### [Work to be completed]
Your result should be the lines holding the word "drinking", copied from the entries below.

[Listed entries Boundary: Start]

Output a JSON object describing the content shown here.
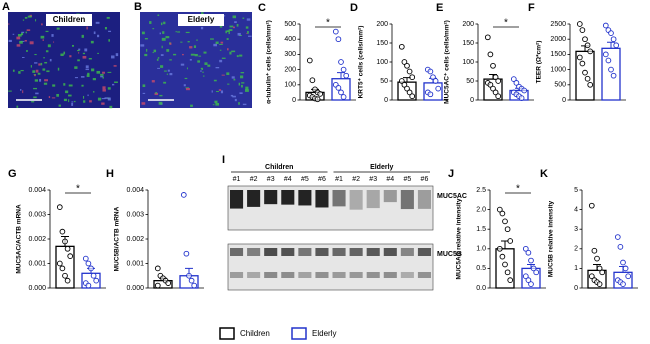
{
  "legend": {
    "items": [
      {
        "name": "Children",
        "color": "#000000"
      },
      {
        "name": "Elderly",
        "color": "#2233cc"
      }
    ]
  },
  "images": [
    {
      "panel": "A",
      "label": "Children"
    },
    {
      "panel": "B",
      "label": "Elderly"
    }
  ],
  "blot": {
    "panel": "I",
    "groups": [
      {
        "name": "Children",
        "lanes": [
          "#1",
          "#2",
          "#3",
          "#4",
          "#5",
          "#6"
        ]
      },
      {
        "name": "Elderly",
        "lanes": [
          "#1",
          "#2",
          "#3",
          "#4",
          "#5",
          "#6"
        ]
      }
    ],
    "bands": [
      "MUC5AC",
      "MUC5B"
    ]
  },
  "chart_data": [
    {
      "type": "bar",
      "panel": "C",
      "ylabel": "α-tubulin⁺ cells (cells/mm²)",
      "ylim": [
        0,
        500
      ],
      "yticks": [
        0,
        100,
        200,
        300,
        400,
        500
      ],
      "significance": "*",
      "groups": [
        {
          "mean": 50,
          "error": 20,
          "points": [
            260,
            130,
            70,
            50,
            40,
            30,
            20,
            10,
            5
          ]
        },
        {
          "mean": 140,
          "error": 40,
          "points": [
            450,
            400,
            250,
            200,
            160,
            100,
            80,
            50,
            20
          ]
        }
      ]
    },
    {
      "type": "bar",
      "panel": "D",
      "ylabel": "KRT5⁺ cells (cells/mm²)",
      "ylim": [
        0,
        200
      ],
      "yticks": [
        0,
        50,
        100,
        150,
        200
      ],
      "groups": [
        {
          "mean": 47,
          "error": 12,
          "points": [
            140,
            100,
            90,
            75,
            60,
            50,
            40,
            30,
            20,
            10
          ]
        },
        {
          "mean": 45,
          "error": 12,
          "points": [
            80,
            75,
            60,
            50,
            30,
            20,
            15
          ]
        }
      ]
    },
    {
      "type": "bar",
      "panel": "E",
      "ylabel": "MUC5AC⁺ cells (cells/mm²)",
      "ylim": [
        0,
        200
      ],
      "yticks": [
        0,
        50,
        100,
        150,
        200
      ],
      "significance": "*",
      "groups": [
        {
          "mean": 55,
          "error": 12,
          "points": [
            165,
            120,
            90,
            60,
            50,
            45,
            40,
            30,
            20,
            10
          ]
        },
        {
          "mean": 25,
          "error": 6,
          "points": [
            55,
            45,
            35,
            30,
            25,
            20,
            15,
            10,
            5
          ]
        }
      ]
    },
    {
      "type": "bar",
      "panel": "F",
      "ylabel": "TEER (Ω*cm²)",
      "ylim": [
        0,
        2500
      ],
      "yticks": [
        0,
        500,
        1000,
        1500,
        2000,
        2500
      ],
      "groups": [
        {
          "mean": 1600,
          "error": 180,
          "points": [
            2500,
            2300,
            2000,
            1800,
            1600,
            1400,
            1200,
            900,
            700,
            500
          ]
        },
        {
          "mean": 1700,
          "error": 200,
          "points": [
            2450,
            2300,
            2200,
            2000,
            1800,
            1500,
            1300,
            1000,
            800
          ]
        }
      ]
    },
    {
      "type": "bar",
      "panel": "G",
      "ylabel": "MUC5AC/ACTB mRNA",
      "ylim": [
        0,
        0.004
      ],
      "yticks": [
        {
          "value": 0,
          "label": "0.000"
        },
        {
          "value": 0.001,
          "label": "0.001"
        },
        {
          "value": 0.002,
          "label": "0.002"
        },
        {
          "value": 0.003,
          "label": "0.003"
        },
        {
          "value": 0.004,
          "label": "0.004"
        }
      ],
      "significance": "*",
      "groups": [
        {
          "mean": 0.0017,
          "error": 0.0004,
          "points": [
            0.0033,
            0.0023,
            0.0019,
            0.0016,
            0.0013,
            0.001,
            0.0008,
            0.0005,
            0.0003
          ]
        },
        {
          "mean": 0.0006,
          "error": 0.0002,
          "points": [
            0.0012,
            0.001,
            0.0008,
            0.0005,
            0.0003,
            0.0002,
            0.0001
          ]
        }
      ]
    },
    {
      "type": "bar",
      "panel": "H",
      "ylabel": "MUC5B/ACTB mRNA",
      "ylim": [
        0,
        0.004
      ],
      "yticks": [
        {
          "value": 0,
          "label": "0.000"
        },
        {
          "value": 0.001,
          "label": "0.001"
        },
        {
          "value": 0.002,
          "label": "0.002"
        },
        {
          "value": 0.003,
          "label": "0.003"
        },
        {
          "value": 0.004,
          "label": "0.004"
        }
      ],
      "groups": [
        {
          "mean": 0.0003,
          "error": 0.0001,
          "points": [
            0.0008,
            0.0005,
            0.0004,
            0.0003,
            0.0002,
            0.0001
          ]
        },
        {
          "mean": 0.0005,
          "error": 0.0003,
          "points": [
            0.0038,
            0.0014,
            0.0005,
            0.0003,
            0.0001
          ]
        }
      ]
    },
    {
      "type": "bar",
      "panel": "J",
      "ylabel": "MUC5AC relative intensity",
      "ylim": [
        0,
        2.5
      ],
      "yticks": [
        {
          "value": 0,
          "label": "0.0"
        },
        {
          "value": 0.5,
          "label": "0.5"
        },
        {
          "value": 1,
          "label": "1.0"
        },
        {
          "value": 1.5,
          "label": "1.5"
        },
        {
          "value": 2,
          "label": "2.0"
        },
        {
          "value": 2.5,
          "label": "2.5"
        }
      ],
      "significance": "*",
      "groups": [
        {
          "mean": 1.0,
          "error": 0.2,
          "points": [
            2.0,
            1.9,
            1.7,
            1.5,
            1.2,
            1.0,
            0.8,
            0.6,
            0.4,
            0.2
          ]
        },
        {
          "mean": 0.5,
          "error": 0.1,
          "points": [
            1.0,
            0.9,
            0.7,
            0.5,
            0.4,
            0.3,
            0.2,
            0.1
          ]
        }
      ]
    },
    {
      "type": "bar",
      "panel": "K",
      "ylabel": "MUC5B relative intensity",
      "ylim": [
        0,
        5
      ],
      "yticks": [
        0,
        1,
        2,
        3,
        4,
        5
      ],
      "groups": [
        {
          "mean": 0.9,
          "error": 0.3,
          "points": [
            4.2,
            1.9,
            1.5,
            1.0,
            0.8,
            0.6,
            0.4,
            0.3,
            0.2
          ]
        },
        {
          "mean": 0.8,
          "error": 0.3,
          "points": [
            2.6,
            2.1,
            1.3,
            1.0,
            0.6,
            0.4,
            0.3,
            0.2
          ]
        }
      ]
    }
  ]
}
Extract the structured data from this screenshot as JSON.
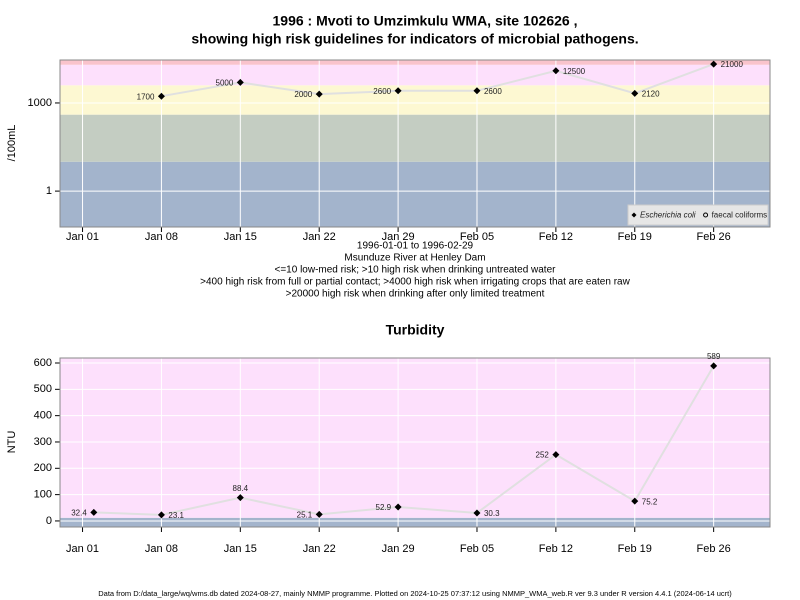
{
  "chart_data": [
    {
      "type": "line",
      "title": [
        "1996 : Mvoti to Umzimkulu WMA, site 102626 ,",
        "showing high risk guidelines for indicators of microbial pathogens."
      ],
      "notes": [
        "1996-01-01 to 1996-02-29",
        "Msunduze River at Henley Dam",
        "<=10 low-med risk; >10 high risk when drinking untreated water",
        ">400 high risk from full or partial contact; >4000 high risk when irrigating crops that are eaten raw",
        ">20000 high risk when drinking after only limited treatment"
      ],
      "ylabel": "/100mL",
      "log_scale": true,
      "x": [
        "1996-01-08",
        "1996-01-15",
        "1996-01-22",
        "1996-01-29",
        "1996-02-05",
        "1996-02-12",
        "1996-02-19",
        "1996-02-26"
      ],
      "series": [
        {
          "name": "Escherichia coli",
          "color": "#000000",
          "line_color": "#e0e0e0",
          "values": [
            1700,
            5000,
            2000,
            2600,
            2600,
            12500,
            2120,
            21000
          ]
        },
        {
          "name": "faecal coliforms",
          "color": "#000000",
          "line_color": "#e0e0e0",
          "values": [
            null,
            null,
            null,
            null,
            null,
            null,
            null,
            null
          ]
        }
      ],
      "xlim": [
        "1995-12-30",
        "1996-03-02"
      ],
      "xticks": [
        {
          "value": "1996-01-01",
          "label": "Jan 01"
        },
        {
          "value": "1996-01-08",
          "label": "Jan 08"
        },
        {
          "value": "1996-01-15",
          "label": "Jan 15"
        },
        {
          "value": "1996-01-22",
          "label": "Jan 22"
        },
        {
          "value": "1996-01-29",
          "label": "Jan 29"
        },
        {
          "value": "1996-02-05",
          "label": "Feb 05"
        },
        {
          "value": "1996-02-12",
          "label": "Feb 12"
        },
        {
          "value": "1996-02-19",
          "label": "Feb 19"
        },
        {
          "value": "1996-02-26",
          "label": "Feb 26"
        }
      ],
      "ylim": [
        0.06,
        29000
      ],
      "yticks": [
        1,
        1000
      ],
      "bands": [
        {
          "from": 0.06,
          "to": 10,
          "color": "#a3b4cc"
        },
        {
          "from": 10,
          "to": 400,
          "color": "#c4cdc2"
        },
        {
          "from": 400,
          "to": 4000,
          "color": "#fdf8d2"
        },
        {
          "from": 4000,
          "to": 20000,
          "color": "#fde0fc"
        },
        {
          "from": 20000,
          "to": 29000,
          "color": "#f9c3cc"
        }
      ],
      "grid": true,
      "legend": "bottom-right"
    },
    {
      "type": "line",
      "title": "Turbidity",
      "ylabel": "NTU",
      "x": [
        "1996-01-02",
        "1996-01-08",
        "1996-01-15",
        "1996-01-22",
        "1996-01-29",
        "1996-02-05",
        "1996-02-12",
        "1996-02-19",
        "1996-02-26"
      ],
      "values": [
        32.4,
        23.1,
        88.4,
        25.1,
        52.9,
        30.3,
        252,
        75.2,
        589
      ],
      "color": "#000000",
      "line_color": "#e0e0e0",
      "xlim": [
        "1995-12-30",
        "1996-03-02"
      ],
      "xticks": [
        {
          "value": "1996-01-01",
          "label": "Jan 01"
        },
        {
          "value": "1996-01-08",
          "label": "Jan 08"
        },
        {
          "value": "1996-01-15",
          "label": "Jan 15"
        },
        {
          "value": "1996-01-22",
          "label": "Jan 22"
        },
        {
          "value": "1996-01-29",
          "label": "Jan 29"
        },
        {
          "value": "1996-02-05",
          "label": "Feb 05"
        },
        {
          "value": "1996-02-12",
          "label": "Feb 12"
        },
        {
          "value": "1996-02-19",
          "label": "Feb 19"
        },
        {
          "value": "1996-02-26",
          "label": "Feb 26"
        }
      ],
      "ylim": [
        -23,
        619
      ],
      "yticks": [
        0,
        100,
        200,
        300,
        400,
        500,
        600
      ],
      "bands": [
        {
          "from": -23,
          "to": 12,
          "color": "#a3b4cc"
        },
        {
          "from": 12,
          "to": 619,
          "color": "#fde0fc"
        }
      ],
      "grid": true
    }
  ],
  "footer": "Data from D:/data_large/wq/wms.db dated 2024-08-27, mainly NMMP programme. Plotted on 2024-10-25 07:37:12 using NMMP_WMA_web.R ver 9.3 under R version 4.4.1 (2024-06-14 ucrt)"
}
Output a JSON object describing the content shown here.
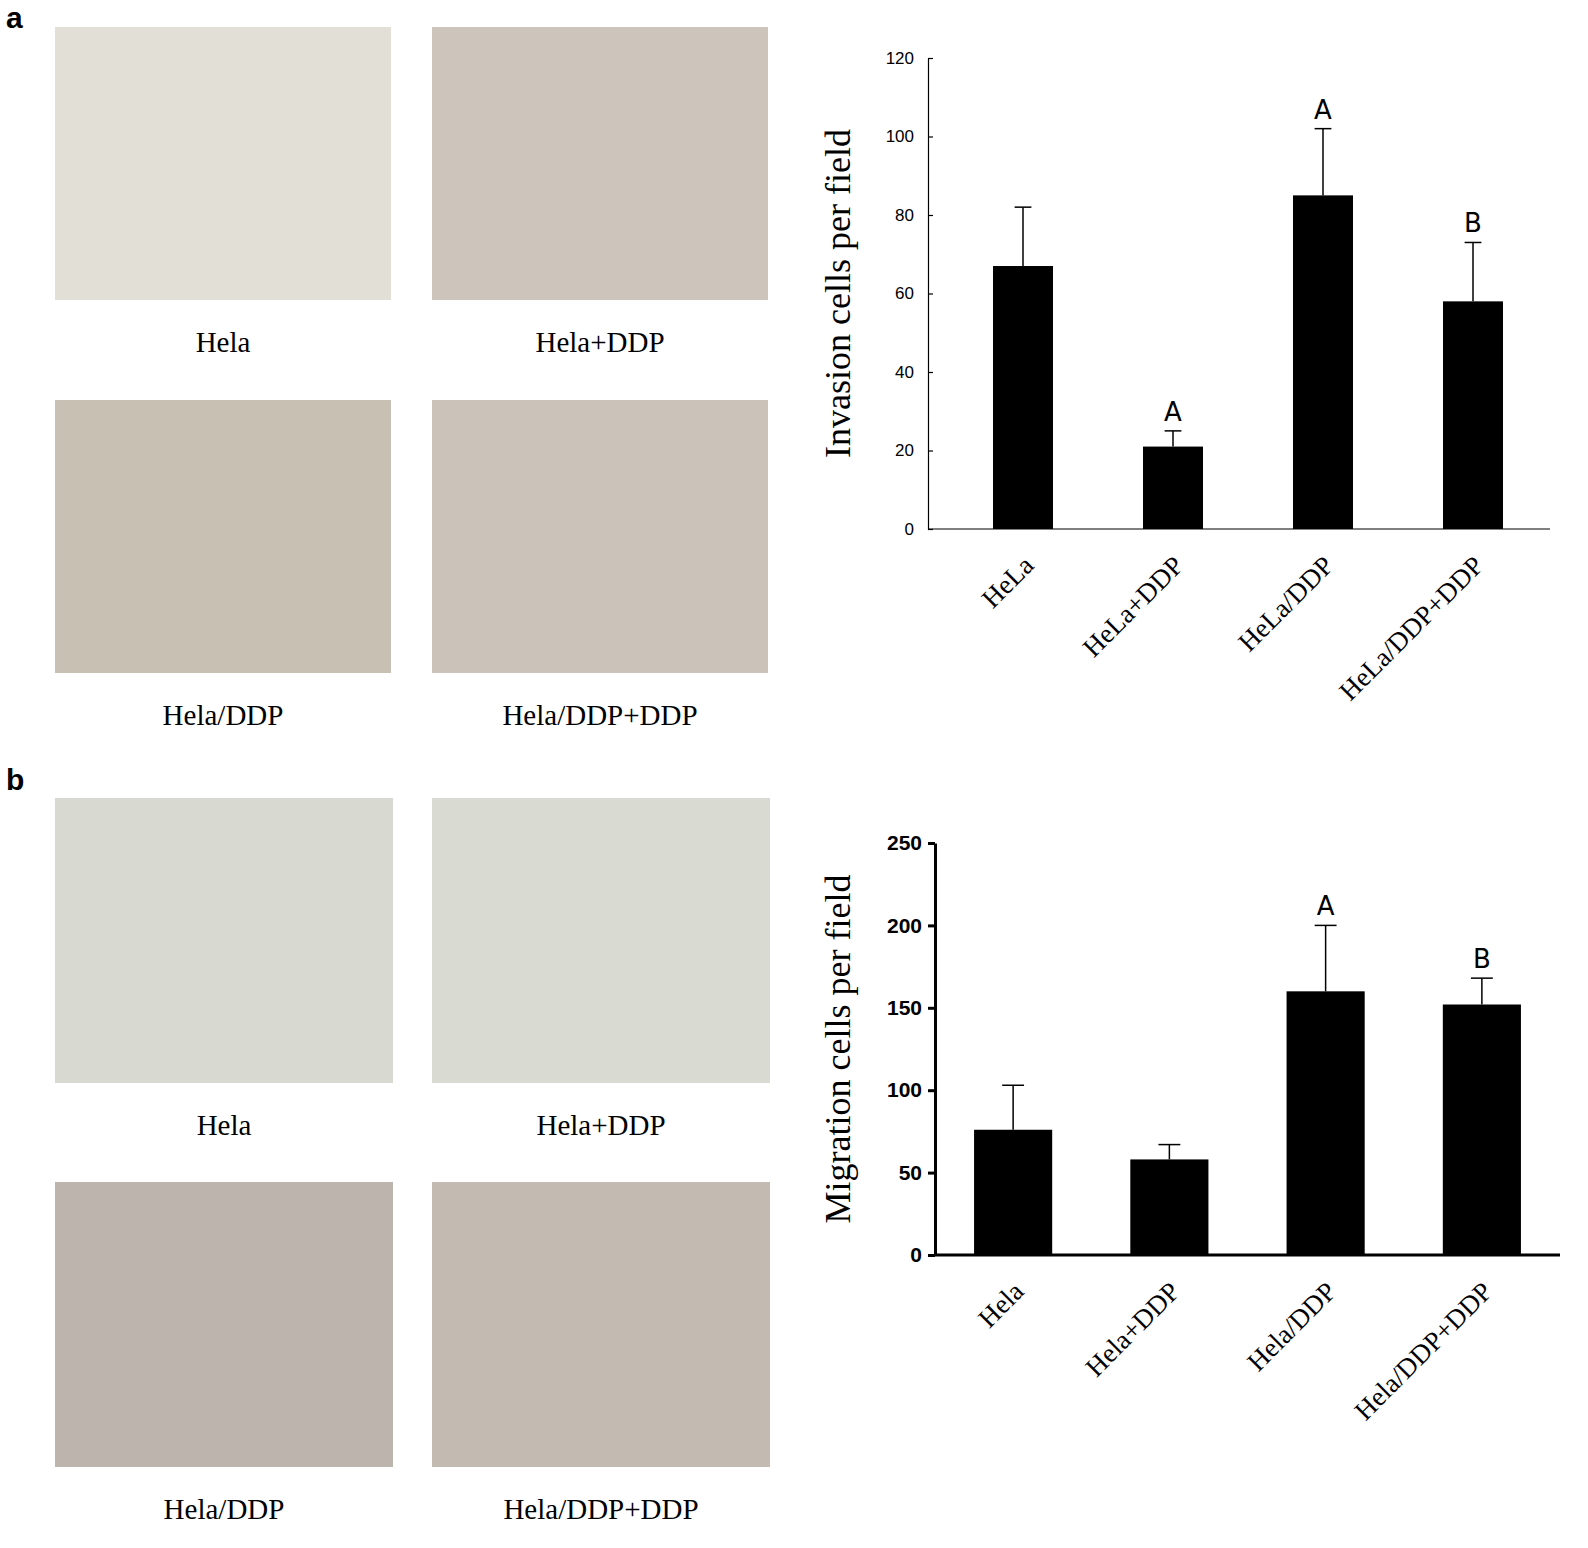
{
  "figure": {
    "panels": [
      {
        "label": "a",
        "images": [
          "Hela",
          "Hela+DDP",
          "Hela/DDP",
          "Hela/DDP+DDP"
        ]
      },
      {
        "label": "b",
        "images": [
          "Hela",
          "Hela+DDP",
          "Hela/DDP",
          "Hela/DDP+DDP"
        ]
      }
    ]
  },
  "chart_data": [
    {
      "type": "bar",
      "y_label": "Invasion cells per field",
      "categories": [
        "HeLa",
        "HeLa+DDP",
        "HeLa/DDP",
        "HeLa/DDP+DDP"
      ],
      "values": [
        67,
        21,
        85,
        58
      ],
      "errors": [
        15,
        4,
        17,
        15
      ],
      "letters": [
        null,
        "A",
        "A",
        "B"
      ],
      "color": "#000000",
      "ylim": [
        0,
        120
      ],
      "yticks": [
        0,
        20,
        40,
        60,
        80,
        100,
        120
      ]
    },
    {
      "type": "bar",
      "y_label": "Migration cells per field",
      "categories": [
        "Hela",
        "Hela+DDP",
        "Hela/DDP",
        "Hela/DDP+DDP"
      ],
      "values": [
        76,
        58,
        160,
        152
      ],
      "errors": [
        27,
        9,
        40,
        16
      ],
      "letters": [
        null,
        null,
        "A",
        "B"
      ],
      "color": "#000000",
      "ylim": [
        0,
        250
      ],
      "yticks": [
        0,
        50,
        100,
        150,
        200,
        250
      ]
    }
  ]
}
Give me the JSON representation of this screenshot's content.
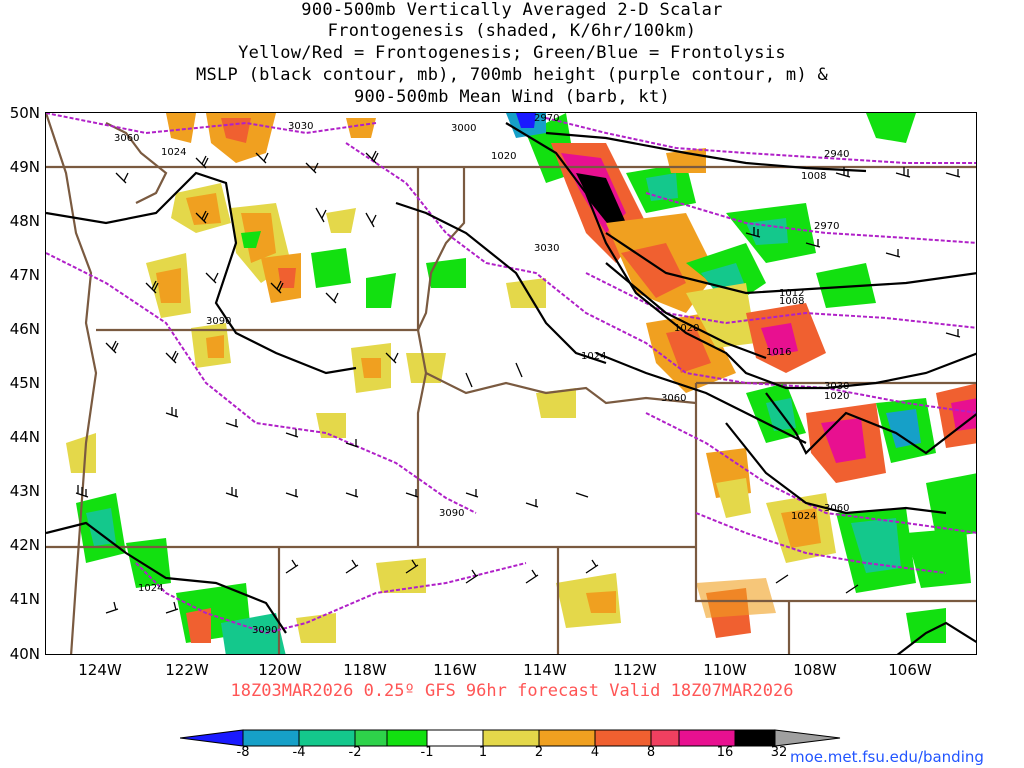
{
  "title": {
    "line1": "900-500mb Vertically Averaged 2-D Scalar",
    "line2": "Frontogenesis (shaded, K/6hr/100km)",
    "line3": "Yellow/Red = Frontogenesis;  Green/Blue = Frontolysis",
    "line4": "MSLP (black contour, mb), 700mb height (purple contour, m) &",
    "line5": "900-500mb Mean Wind (barb, kt)"
  },
  "footer": "18Z03MAR2026 0.25º GFS 96hr forecast Valid 18Z07MAR2026",
  "credit": "moe.met.fsu.edu/banding",
  "lat_labels": [
    "50N",
    "49N",
    "48N",
    "47N",
    "46N",
    "45N",
    "44N",
    "43N",
    "42N",
    "41N",
    "40N"
  ],
  "lon_labels": [
    "124W",
    "122W",
    "120W",
    "118W",
    "116W",
    "114W",
    "112W",
    "110W",
    "108W",
    "106W"
  ],
  "colorbar": {
    "labels": [
      "-8",
      "-4",
      "-2",
      "-1",
      "1",
      "2",
      "4",
      "8",
      "16",
      "32"
    ],
    "colors": [
      "#1a1aff",
      "#16a0c8",
      "#14c88c",
      "#2ed24a",
      "#12e010",
      "#ffffff",
      "#e4d84a",
      "#f0a020",
      "#f06030",
      "#f04060",
      "#e81090",
      "#000000",
      "#a0a0a0"
    ]
  },
  "mslp_labels": [
    "1024",
    "1020",
    "1008",
    "1012",
    "1008",
    "1020",
    "1016",
    "1024",
    "1020",
    "1024",
    "1024"
  ],
  "height_labels": [
    "3060",
    "3030",
    "3000",
    "2970",
    "2940",
    "2970",
    "3030",
    "3090",
    "3060",
    "3030",
    "3060",
    "3090",
    "3090"
  ],
  "colors": {
    "mslp": "#000000",
    "height": "#b020c8",
    "borders": "#7a5a40",
    "footer": "#ff5555",
    "credit": "#2255ff"
  }
}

[Listed entries Boundary: End]

### [Written response]
        "<=10 low-med risk; >10 high risk when drinking untreated water",
        ">20000 high risk when drinking after only limited treatment"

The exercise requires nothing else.